Entries taken from a collection:
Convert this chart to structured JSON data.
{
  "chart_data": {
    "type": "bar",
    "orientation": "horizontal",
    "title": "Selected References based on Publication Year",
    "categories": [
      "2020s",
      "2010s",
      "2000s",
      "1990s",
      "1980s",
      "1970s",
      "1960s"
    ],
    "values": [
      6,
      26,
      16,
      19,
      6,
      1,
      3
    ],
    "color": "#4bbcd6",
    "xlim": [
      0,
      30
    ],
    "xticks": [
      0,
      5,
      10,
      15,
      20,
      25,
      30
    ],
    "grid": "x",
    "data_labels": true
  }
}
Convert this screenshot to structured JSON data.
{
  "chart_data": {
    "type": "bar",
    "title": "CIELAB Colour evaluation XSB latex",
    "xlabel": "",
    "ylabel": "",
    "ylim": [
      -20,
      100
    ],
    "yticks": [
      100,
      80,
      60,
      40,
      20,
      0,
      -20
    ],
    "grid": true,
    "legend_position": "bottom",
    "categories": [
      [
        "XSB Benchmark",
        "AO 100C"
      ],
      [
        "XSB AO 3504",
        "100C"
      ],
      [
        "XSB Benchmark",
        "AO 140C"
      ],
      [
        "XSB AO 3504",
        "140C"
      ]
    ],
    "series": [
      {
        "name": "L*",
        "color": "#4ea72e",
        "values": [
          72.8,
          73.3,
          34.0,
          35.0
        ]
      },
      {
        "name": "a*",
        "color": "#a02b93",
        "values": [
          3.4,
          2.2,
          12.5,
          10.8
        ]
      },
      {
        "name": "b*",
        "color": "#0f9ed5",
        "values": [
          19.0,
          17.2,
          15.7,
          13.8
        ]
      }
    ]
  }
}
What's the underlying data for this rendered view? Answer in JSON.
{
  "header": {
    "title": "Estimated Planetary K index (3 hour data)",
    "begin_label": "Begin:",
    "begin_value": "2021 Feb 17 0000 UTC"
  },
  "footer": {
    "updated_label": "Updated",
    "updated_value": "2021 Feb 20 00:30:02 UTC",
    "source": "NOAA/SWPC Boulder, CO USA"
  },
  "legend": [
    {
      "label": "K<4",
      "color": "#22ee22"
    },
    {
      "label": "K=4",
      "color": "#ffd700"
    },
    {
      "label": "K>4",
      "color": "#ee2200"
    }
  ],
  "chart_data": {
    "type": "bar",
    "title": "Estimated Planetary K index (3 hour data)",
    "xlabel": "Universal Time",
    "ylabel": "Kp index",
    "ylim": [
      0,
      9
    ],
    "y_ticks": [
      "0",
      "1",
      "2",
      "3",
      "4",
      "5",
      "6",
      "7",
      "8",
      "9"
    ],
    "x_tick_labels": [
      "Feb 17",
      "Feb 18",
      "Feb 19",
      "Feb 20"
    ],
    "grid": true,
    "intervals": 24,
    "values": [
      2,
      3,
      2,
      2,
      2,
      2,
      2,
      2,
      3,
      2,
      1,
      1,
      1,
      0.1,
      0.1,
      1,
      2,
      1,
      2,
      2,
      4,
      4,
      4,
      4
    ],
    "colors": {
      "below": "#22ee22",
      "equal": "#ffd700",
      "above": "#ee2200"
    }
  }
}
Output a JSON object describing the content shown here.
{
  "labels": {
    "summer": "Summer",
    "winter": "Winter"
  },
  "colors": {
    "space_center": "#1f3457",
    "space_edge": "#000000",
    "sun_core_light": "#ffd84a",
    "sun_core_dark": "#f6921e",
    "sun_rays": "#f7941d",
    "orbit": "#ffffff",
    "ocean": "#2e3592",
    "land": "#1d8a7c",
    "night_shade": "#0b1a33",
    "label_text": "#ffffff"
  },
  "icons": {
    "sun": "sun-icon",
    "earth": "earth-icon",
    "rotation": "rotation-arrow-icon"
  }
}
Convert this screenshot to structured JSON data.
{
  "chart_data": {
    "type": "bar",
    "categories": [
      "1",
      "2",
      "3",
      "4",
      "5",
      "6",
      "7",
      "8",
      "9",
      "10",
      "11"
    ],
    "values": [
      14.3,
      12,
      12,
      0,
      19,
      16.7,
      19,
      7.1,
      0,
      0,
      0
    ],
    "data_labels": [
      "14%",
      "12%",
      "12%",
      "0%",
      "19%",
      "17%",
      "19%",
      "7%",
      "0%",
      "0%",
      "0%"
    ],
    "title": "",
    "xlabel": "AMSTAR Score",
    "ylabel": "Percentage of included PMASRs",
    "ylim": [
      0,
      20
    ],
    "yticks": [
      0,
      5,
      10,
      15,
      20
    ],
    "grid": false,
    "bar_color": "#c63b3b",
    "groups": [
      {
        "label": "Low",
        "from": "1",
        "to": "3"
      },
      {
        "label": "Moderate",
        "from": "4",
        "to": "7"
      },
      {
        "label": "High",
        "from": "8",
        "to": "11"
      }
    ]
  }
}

Given request
Return all of the entries exactly as they were supplied.

Written reply
Convert this chart to structured JSON data.
{
  "chart_data": {
    "type": "bar",
    "orientation": "horizontal",
    "title": "Selected References based on Publication Year",
    "categories": [
      "2020s",
      "2010s",
      "2000s",
      "1990s",
      "1980s",
      "1970s",
      "1960s"
    ],
    "values": [
      6,
      26,
      16,
      19,
      6,
      1,
      3
    ],
    "color": "#4bbcd6",
    "xlim": [
      0,
      30
    ],
    "xticks": [
      0,
      5,
      10,
      15,
      20,
      25,
      30
    ],
    "grid": "x",
    "data_labels": true
  }
}
Convert this screenshot to structured JSON data.
{
  "chart_data": {
    "type": "bar",
    "title": "CIELAB Colour evaluation XSB latex",
    "xlabel": "",
    "ylabel": "",
    "ylim": [
      -20,
      100
    ],
    "yticks": [
      100,
      80,
      60,
      40,
      20,
      0,
      -20
    ],
    "grid": true,
    "legend_position": "bottom",
    "categories": [
      [
        "XSB Benchmark",
        "AO 100C"
      ],
      [
        "XSB AO 3504",
        "100C"
      ],
      [
        "XSB Benchmark",
        "AO 140C"
      ],
      [
        "XSB AO 3504",
        "140C"
      ]
    ],
    "series": [
      {
        "name": "L*",
        "color": "#4ea72e",
        "values": [
          72.8,
          73.3,
          34.0,
          35.0
        ]
      },
      {
        "name": "a*",
        "color": "#a02b93",
        "values": [
          3.4,
          2.2,
          12.5,
          10.8
        ]
      },
      {
        "name": "b*",
        "color": "#0f9ed5",
        "values": [
          19.0,
          17.2,
          15.7,
          13.8
        ]
      }
    ]
  }
}
What's the underlying data for this rendered view? Answer in JSON.
{
  "header": {
    "title": "Estimated Planetary K index (3 hour data)",
    "begin_label": "Begin:",
    "begin_value": "2021 Feb 17 0000 UTC"
  },
  "footer": {
    "updated_label": "Updated",
    "updated_value": "2021 Feb 20 00:30:02 UTC",
    "source": "NOAA/SWPC Boulder, CO USA"
  },
  "legend": [
    {
      "label": "K<4",
      "color": "#22ee22"
    },
    {
      "label": "K=4",
      "color": "#ffd700"
    },
    {
      "label": "K>4",
      "color": "#ee2200"
    }
  ],
  "chart_data": {
    "type": "bar",
    "title": "Estimated Planetary K index (3 hour data)",
    "xlabel": "Universal Time",
    "ylabel": "Kp index",
    "ylim": [
      0,
      9
    ],
    "y_ticks": [
      "0",
      "1",
      "2",
      "3",
      "4",
      "5",
      "6",
      "7",
      "8",
      "9"
    ],
    "x_tick_labels": [
      "Feb 17",
      "Feb 18",
      "Feb 19",
      "Feb 20"
    ],
    "grid": true,
    "intervals": 24,
    "values": [
      2,
      3,
      2,
      2,
      2,
      2,
      2,
      2,
      3,
      2,
      1,
      1,
      1,
      0.1,
      0.1,
      1,
      2,
      1,
      2,
      2,
      4,
      4,
      4,
      4
    ],
    "colors": {
      "below": "#22ee22",
      "equal": "#ffd700",
      "above": "#ee2200"
    }
  }
}
Output a JSON object describing the content shown here.
{
  "labels": {
    "summer": "Summer",
    "winter": "Winter"
  },
  "colors": {
    "space_center": "#1f3457",
    "space_edge": "#000000",
    "sun_core_light": "#ffd84a",
    "sun_core_dark": "#f6921e",
    "sun_rays": "#f7941d",
    "orbit": "#ffffff",
    "ocean": "#2e3592",
    "land": "#1d8a7c",
    "night_shade": "#0b1a33",
    "label_text": "#ffffff"
  },
  "icons": {
    "sun": "sun-icon",
    "earth": "earth-icon",
    "rotation": "rotation-arrow-icon"
  }
}
Convert this screenshot to structured JSON data.
{
  "chart_data": {
    "type": "bar",
    "categories": [
      "1",
      "2",
      "3",
      "4",
      "5",
      "6",
      "7",
      "8",
      "9",
      "10",
      "11"
    ],
    "values": [
      14.3,
      12,
      12,
      0,
      19,
      16.7,
      19,
      7.1,
      0,
      0,
      0
    ],
    "data_labels": [
      "14%",
      "12%",
      "12%",
      "0%",
      "19%",
      "17%",
      "19%",
      "7%",
      "0%",
      "0%",
      "0%"
    ],
    "title": "",
    "xlabel": "AMSTAR Score",
    "ylabel": "Percentage of included PMASRs",
    "ylim": [
      0,
      20
    ],
    "yticks": [
      0,
      5,
      10,
      15,
      20
    ],
    "grid": false,
    "bar_color": "#c63b3b",
    "groups": [
      {
        "label": "Low",
        "from": "1",
        "to": "3"
      },
      {
        "label": "Moderate",
        "from": "4",
        "to": "7"
      },
      {
        "label": "High",
        "from": "8",
        "to": "11"
      }
    ]
  }
}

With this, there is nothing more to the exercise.